** start DATA IN THIS EXERCISE **
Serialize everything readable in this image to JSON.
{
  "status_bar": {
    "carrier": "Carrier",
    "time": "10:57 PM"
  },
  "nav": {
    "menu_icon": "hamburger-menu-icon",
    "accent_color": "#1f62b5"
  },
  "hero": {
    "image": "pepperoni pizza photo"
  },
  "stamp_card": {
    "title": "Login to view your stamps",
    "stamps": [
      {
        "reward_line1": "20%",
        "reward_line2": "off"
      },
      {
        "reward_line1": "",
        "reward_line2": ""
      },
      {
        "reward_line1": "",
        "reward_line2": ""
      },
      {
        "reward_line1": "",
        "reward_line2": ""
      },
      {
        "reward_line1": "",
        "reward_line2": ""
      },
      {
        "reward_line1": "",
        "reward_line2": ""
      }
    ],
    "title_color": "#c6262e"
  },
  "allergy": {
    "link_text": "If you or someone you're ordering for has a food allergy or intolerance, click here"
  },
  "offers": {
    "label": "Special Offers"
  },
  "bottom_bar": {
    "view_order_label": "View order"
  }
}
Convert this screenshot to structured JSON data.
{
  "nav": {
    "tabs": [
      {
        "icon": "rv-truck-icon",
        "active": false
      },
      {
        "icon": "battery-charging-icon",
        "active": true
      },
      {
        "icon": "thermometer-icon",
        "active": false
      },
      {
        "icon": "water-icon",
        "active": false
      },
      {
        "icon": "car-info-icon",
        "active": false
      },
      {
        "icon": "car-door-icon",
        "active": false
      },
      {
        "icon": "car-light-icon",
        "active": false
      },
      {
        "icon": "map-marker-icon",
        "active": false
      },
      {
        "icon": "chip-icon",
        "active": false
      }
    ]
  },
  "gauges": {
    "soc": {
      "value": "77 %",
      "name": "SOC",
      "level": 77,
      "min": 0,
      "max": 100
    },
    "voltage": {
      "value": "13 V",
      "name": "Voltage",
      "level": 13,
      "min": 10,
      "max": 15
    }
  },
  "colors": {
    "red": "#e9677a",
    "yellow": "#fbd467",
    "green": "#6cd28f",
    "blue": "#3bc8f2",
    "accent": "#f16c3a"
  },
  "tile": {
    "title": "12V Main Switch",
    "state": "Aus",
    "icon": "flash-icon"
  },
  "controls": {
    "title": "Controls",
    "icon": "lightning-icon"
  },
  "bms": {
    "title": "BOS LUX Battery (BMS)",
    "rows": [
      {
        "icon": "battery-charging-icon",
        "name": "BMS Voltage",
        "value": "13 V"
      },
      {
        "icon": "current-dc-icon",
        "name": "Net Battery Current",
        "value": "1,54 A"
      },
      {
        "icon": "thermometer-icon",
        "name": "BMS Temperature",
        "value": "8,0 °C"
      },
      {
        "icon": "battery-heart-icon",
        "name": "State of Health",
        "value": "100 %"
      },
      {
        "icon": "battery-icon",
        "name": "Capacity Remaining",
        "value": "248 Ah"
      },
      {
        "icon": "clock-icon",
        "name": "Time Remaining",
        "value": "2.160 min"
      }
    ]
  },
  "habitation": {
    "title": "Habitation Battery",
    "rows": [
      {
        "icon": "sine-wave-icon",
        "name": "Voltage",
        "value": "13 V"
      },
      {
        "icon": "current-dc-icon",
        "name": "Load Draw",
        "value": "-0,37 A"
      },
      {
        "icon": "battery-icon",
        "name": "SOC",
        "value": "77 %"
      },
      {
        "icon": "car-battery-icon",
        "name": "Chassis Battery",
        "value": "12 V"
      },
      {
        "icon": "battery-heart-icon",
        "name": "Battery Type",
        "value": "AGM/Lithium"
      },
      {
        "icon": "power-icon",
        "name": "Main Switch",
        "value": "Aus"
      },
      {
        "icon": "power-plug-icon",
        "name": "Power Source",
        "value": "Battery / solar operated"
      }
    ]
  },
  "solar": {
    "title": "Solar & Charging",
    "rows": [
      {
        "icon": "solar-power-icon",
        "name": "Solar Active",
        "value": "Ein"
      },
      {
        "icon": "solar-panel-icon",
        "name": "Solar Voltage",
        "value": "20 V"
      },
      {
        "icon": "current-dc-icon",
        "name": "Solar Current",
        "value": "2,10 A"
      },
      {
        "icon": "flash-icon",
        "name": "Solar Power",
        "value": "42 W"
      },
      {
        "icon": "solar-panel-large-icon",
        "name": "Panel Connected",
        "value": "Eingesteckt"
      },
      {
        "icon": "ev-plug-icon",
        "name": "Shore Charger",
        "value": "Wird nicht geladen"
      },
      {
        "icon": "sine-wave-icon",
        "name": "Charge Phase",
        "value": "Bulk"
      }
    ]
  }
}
** end DATA IN THIS EXERCISE **
Reproduce all of the records exactly.

- [COMPLETE OUTPUT]
Serialize everything readable in this image to JSON.
{
  "status_bar": {
    "carrier": "Carrier",
    "time": "10:57 PM"
  },
  "nav": {
    "menu_icon": "hamburger-menu-icon",
    "accent_color": "#1f62b5"
  },
  "hero": {
    "image": "pepperoni pizza photo"
  },
  "stamp_card": {
    "title": "Login to view your stamps",
    "stamps": [
      {
        "reward_line1": "20%",
        "reward_line2": "off"
      },
      {
        "reward_line1": "",
        "reward_line2": ""
      },
      {
        "reward_line1": "",
        "reward_line2": ""
      },
      {
        "reward_line1": "",
        "reward_line2": ""
      },
      {
        "reward_line1": "",
        "reward_line2": ""
      },
      {
        "reward_line1": "",
        "reward_line2": ""
      }
    ],
    "title_color": "#c6262e"
  },
  "allergy": {
    "link_text": "If you or someone you're ordering for has a food allergy or intolerance, click here"
  },
  "offers": {
    "label": "Special Offers"
  },
  "bottom_bar": {
    "view_order_label": "View order"
  }
}
Convert this screenshot to structured JSON data.
{
  "nav": {
    "tabs": [
      {
        "icon": "rv-truck-icon",
        "active": false
      },
      {
        "icon": "battery-charging-icon",
        "active": true
      },
      {
        "icon": "thermometer-icon",
        "active": false
      },
      {
        "icon": "water-icon",
        "active": false
      },
      {
        "icon": "car-info-icon",
        "active": false
      },
      {
        "icon": "car-door-icon",
        "active": false
      },
      {
        "icon": "car-light-icon",
        "active": false
      },
      {
        "icon": "map-marker-icon",
        "active": false
      },
      {
        "icon": "chip-icon",
        "active": false
      }
    ]
  },
  "gauges": {
    "soc": {
      "value": "77 %",
      "name": "SOC",
      "level": 77,
      "min": 0,
      "max": 100
    },
    "voltage": {
      "value": "13 V",
      "name": "Voltage",
      "level": 13,
      "min": 10,
      "max": 15
    }
  },
  "colors": {
    "red": "#e9677a",
    "yellow": "#fbd467",
    "green": "#6cd28f",
    "blue": "#3bc8f2",
    "accent": "#f16c3a"
  },
  "tile": {
    "title": "12V Main Switch",
    "state": "Aus",
    "icon": "flash-icon"
  },
  "controls": {
    "title": "Controls",
    "icon": "lightning-icon"
  },
  "bms": {
    "title": "BOS LUX Battery (BMS)",
    "rows": [
      {
        "icon": "battery-charging-icon",
        "name": "BMS Voltage",
        "value": "13 V"
      },
      {
        "icon": "current-dc-icon",
        "name": "Net Battery Current",
        "value": "1,54 A"
      },
      {
        "icon": "thermometer-icon",
        "name": "BMS Temperature",
        "value": "8,0 °C"
      },
      {
        "icon": "battery-heart-icon",
        "name": "State of Health",
        "value": "100 %"
      },
      {
        "icon": "battery-icon",
        "name": "Capacity Remaining",
        "value": "248 Ah"
      },
      {
        "icon": "clock-icon",
        "name": "Time Remaining",
        "value": "2.160 min"
      }
    ]
  },
  "habitation": {
    "title": "Habitation Battery",
    "rows": [
      {
        "icon": "sine-wave-icon",
        "name": "Voltage",
        "value": "13 V"
      },
      {
        "icon": "current-dc-icon",
        "name": "Load Draw",
        "value": "-0,37 A"
      },
      {
        "icon": "battery-icon",
        "name": "SOC",
        "value": "77 %"
      },
      {
        "icon": "car-battery-icon",
        "name": "Chassis Battery",
        "value": "12 V"
      },
      {
        "icon": "battery-heart-icon",
        "name": "Battery Type",
        "value": "AGM/Lithium"
      },
      {
        "icon": "power-icon",
        "name": "Main Switch",
        "value": "Aus"
      },
      {
        "icon": "power-plug-icon",
        "name": "Power Source",
        "value": "Battery / solar operated"
      }
    ]
  },
  "solar": {
    "title": "Solar & Charging",
    "rows": [
      {
        "icon": "solar-power-icon",
        "name": "Solar Active",
        "value": "Ein"
      },
      {
        "icon": "solar-panel-icon",
        "name": "Solar Voltage",
        "value": "20 V"
      },
      {
        "icon": "current-dc-icon",
        "name": "Solar Current",
        "value": "2,10 A"
      },
      {
        "icon": "flash-icon",
        "name": "Solar Power",
        "value": "42 W"
      },
      {
        "icon": "solar-panel-large-icon",
        "name": "Panel Connected",
        "value": "Eingesteckt"
      },
      {
        "icon": "ev-plug-icon",
        "name": "Shore Charger",
        "value": "Wird nicht geladen"
      },
      {
        "icon": "sine-wave-icon",
        "name": "Charge Phase",
        "value": "Bulk"
      }
    ]
  }
}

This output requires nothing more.